**Written problem:** Report each line of the data that has "type" somewhere in it.

**Data to use:**
============
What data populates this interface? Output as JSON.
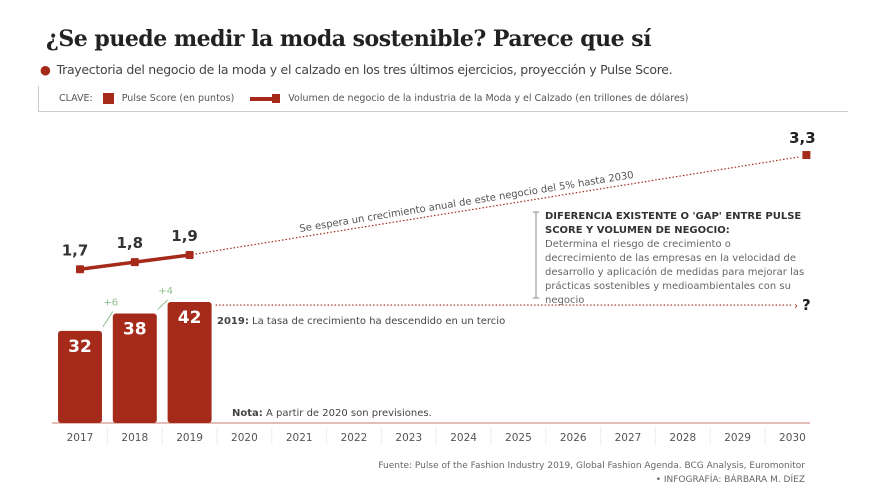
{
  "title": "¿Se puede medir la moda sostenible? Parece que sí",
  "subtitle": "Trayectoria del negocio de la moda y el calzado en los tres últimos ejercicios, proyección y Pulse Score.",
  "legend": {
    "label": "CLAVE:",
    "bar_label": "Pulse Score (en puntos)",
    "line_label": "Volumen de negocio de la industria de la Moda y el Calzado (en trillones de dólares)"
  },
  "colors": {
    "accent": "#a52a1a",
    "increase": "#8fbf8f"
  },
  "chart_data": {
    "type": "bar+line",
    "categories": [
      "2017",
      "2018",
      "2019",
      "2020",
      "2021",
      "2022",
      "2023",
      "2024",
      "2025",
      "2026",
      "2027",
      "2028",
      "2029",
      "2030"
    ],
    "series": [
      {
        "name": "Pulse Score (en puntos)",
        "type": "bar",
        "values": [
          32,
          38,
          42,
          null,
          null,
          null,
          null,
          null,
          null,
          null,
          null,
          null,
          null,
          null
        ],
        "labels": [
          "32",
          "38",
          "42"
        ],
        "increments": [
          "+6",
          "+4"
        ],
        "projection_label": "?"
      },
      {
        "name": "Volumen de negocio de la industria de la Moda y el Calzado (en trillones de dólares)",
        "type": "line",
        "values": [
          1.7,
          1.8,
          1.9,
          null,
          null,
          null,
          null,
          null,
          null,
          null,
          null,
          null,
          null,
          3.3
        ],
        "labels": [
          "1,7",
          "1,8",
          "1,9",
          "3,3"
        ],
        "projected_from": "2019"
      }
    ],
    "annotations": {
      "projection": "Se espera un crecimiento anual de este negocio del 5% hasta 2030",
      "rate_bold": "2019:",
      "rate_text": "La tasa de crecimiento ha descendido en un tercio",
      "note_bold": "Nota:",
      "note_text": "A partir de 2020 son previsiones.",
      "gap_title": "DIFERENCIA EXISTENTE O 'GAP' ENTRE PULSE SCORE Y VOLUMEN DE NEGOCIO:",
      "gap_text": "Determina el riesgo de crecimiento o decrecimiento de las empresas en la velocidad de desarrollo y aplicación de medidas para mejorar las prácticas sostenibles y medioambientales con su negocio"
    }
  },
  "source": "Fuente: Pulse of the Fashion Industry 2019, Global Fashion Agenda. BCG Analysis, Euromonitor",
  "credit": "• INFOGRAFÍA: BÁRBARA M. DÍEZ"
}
============
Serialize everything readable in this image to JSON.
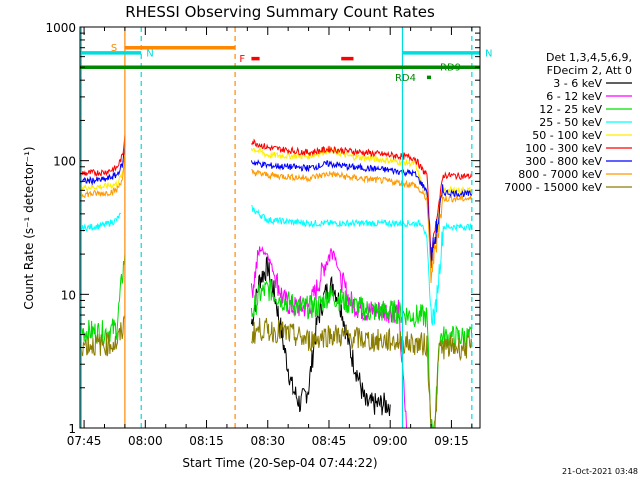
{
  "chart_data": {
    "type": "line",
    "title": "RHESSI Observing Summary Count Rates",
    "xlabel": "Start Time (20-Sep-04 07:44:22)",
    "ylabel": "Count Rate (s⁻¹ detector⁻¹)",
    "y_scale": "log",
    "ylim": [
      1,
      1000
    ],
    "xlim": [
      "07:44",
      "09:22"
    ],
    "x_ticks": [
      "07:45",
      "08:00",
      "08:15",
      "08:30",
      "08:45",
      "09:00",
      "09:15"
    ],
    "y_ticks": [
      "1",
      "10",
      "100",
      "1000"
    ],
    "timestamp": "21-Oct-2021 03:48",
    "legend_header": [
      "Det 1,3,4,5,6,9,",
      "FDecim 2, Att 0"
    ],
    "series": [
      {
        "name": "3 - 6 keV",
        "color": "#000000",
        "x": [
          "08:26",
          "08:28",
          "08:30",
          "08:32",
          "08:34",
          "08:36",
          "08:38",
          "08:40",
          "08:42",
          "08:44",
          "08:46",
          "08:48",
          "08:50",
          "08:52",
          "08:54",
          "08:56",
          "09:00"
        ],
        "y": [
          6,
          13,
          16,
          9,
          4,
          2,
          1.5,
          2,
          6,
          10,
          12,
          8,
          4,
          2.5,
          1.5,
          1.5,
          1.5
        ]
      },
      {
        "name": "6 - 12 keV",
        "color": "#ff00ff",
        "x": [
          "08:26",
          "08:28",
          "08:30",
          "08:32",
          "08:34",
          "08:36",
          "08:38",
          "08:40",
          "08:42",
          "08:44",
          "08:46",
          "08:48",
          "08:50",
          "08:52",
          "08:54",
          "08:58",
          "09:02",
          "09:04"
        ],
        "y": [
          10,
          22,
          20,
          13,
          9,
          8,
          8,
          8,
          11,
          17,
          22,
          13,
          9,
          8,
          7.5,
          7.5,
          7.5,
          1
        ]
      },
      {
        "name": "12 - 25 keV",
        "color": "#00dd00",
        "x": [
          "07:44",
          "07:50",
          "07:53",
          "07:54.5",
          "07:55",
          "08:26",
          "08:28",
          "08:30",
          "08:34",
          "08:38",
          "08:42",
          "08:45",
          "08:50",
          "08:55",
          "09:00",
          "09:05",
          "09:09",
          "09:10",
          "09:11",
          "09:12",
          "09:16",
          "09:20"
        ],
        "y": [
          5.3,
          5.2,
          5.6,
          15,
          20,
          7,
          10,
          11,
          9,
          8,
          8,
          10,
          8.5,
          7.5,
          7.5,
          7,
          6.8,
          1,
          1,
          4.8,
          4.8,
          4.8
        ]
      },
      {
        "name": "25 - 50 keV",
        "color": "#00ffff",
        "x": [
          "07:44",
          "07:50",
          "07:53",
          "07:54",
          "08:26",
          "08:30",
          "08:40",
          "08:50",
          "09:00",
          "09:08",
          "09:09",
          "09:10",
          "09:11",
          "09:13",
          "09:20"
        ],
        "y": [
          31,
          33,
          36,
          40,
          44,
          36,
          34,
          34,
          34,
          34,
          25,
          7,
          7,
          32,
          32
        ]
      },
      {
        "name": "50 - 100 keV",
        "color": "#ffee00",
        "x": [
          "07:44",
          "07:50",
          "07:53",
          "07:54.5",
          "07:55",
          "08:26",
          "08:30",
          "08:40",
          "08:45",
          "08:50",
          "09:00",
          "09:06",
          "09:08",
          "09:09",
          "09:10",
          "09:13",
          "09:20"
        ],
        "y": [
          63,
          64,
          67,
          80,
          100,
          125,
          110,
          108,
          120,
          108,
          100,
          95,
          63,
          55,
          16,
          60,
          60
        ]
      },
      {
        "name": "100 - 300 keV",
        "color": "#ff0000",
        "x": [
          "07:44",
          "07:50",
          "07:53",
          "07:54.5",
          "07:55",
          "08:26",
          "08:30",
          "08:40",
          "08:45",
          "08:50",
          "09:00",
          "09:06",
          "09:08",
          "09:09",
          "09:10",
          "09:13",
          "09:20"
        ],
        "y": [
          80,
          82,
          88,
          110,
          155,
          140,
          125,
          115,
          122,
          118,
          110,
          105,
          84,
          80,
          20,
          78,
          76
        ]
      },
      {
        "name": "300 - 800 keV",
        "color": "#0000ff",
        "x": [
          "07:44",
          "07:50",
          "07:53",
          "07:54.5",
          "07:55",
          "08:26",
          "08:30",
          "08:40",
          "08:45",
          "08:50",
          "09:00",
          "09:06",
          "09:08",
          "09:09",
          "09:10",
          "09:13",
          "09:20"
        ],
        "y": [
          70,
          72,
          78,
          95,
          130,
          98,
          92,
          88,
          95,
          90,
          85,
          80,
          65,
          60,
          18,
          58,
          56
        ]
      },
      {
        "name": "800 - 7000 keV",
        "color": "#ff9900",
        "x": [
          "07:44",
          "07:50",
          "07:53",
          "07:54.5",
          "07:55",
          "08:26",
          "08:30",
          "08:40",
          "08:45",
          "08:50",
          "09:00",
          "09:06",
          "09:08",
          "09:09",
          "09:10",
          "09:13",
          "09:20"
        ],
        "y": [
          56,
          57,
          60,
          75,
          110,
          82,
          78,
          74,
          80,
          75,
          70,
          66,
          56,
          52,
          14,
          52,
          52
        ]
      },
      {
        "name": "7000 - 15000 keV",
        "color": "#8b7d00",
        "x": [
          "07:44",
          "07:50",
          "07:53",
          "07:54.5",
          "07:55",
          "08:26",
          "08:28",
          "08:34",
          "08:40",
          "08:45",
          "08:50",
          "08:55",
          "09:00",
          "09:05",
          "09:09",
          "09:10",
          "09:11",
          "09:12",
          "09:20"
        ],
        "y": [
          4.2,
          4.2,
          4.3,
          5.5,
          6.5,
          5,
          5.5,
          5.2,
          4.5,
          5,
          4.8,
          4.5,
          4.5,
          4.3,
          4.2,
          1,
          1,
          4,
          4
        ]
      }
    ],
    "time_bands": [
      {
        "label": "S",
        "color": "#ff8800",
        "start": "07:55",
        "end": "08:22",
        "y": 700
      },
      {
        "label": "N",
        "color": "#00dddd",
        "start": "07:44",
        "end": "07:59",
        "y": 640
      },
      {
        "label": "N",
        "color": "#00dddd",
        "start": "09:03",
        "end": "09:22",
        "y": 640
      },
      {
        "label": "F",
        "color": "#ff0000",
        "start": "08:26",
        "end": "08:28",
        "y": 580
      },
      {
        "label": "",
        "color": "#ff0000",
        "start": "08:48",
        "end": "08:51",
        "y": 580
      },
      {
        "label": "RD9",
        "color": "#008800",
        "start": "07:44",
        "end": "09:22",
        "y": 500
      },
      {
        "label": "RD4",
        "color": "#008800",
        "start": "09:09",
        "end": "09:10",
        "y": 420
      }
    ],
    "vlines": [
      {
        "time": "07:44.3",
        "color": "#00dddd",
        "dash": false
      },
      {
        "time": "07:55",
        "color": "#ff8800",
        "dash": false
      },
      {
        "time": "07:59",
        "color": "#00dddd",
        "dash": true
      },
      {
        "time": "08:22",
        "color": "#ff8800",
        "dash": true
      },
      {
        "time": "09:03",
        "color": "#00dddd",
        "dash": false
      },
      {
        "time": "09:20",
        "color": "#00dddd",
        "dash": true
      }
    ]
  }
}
============
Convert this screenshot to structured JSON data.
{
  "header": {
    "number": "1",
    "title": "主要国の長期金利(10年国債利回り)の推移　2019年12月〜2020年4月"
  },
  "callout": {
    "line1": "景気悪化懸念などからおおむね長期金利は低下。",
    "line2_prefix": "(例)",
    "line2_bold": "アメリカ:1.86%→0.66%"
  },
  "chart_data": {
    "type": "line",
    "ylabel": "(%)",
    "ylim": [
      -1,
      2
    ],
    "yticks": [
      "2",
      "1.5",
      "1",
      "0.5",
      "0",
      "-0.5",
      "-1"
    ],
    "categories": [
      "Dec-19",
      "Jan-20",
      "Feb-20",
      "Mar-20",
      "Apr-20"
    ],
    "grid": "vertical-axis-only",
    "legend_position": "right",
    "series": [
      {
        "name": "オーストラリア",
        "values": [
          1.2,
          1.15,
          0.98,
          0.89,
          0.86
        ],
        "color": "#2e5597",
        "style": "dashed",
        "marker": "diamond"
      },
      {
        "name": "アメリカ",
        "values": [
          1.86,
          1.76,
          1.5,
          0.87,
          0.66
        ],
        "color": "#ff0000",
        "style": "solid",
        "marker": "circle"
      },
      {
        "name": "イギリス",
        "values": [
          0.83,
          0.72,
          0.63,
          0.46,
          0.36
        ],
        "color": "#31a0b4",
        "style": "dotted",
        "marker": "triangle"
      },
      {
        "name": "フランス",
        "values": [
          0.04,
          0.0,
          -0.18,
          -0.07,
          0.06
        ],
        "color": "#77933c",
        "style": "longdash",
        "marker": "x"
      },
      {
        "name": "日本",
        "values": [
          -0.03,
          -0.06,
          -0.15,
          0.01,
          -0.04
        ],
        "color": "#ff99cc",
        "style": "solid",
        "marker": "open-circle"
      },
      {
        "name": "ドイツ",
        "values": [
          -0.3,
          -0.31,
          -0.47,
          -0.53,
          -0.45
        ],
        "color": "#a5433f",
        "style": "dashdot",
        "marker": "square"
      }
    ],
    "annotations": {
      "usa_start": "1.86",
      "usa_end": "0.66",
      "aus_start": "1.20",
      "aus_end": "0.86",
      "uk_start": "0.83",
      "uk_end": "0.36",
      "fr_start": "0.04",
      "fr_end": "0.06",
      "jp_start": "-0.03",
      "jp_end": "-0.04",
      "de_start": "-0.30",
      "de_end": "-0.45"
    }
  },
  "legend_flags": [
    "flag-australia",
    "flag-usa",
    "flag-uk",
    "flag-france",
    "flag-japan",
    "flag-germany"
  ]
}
============
**Completed task:**
    "type": "bar+line",
        "type": "bar",
        "type": "line",
    "type": "line",
    "type": "line",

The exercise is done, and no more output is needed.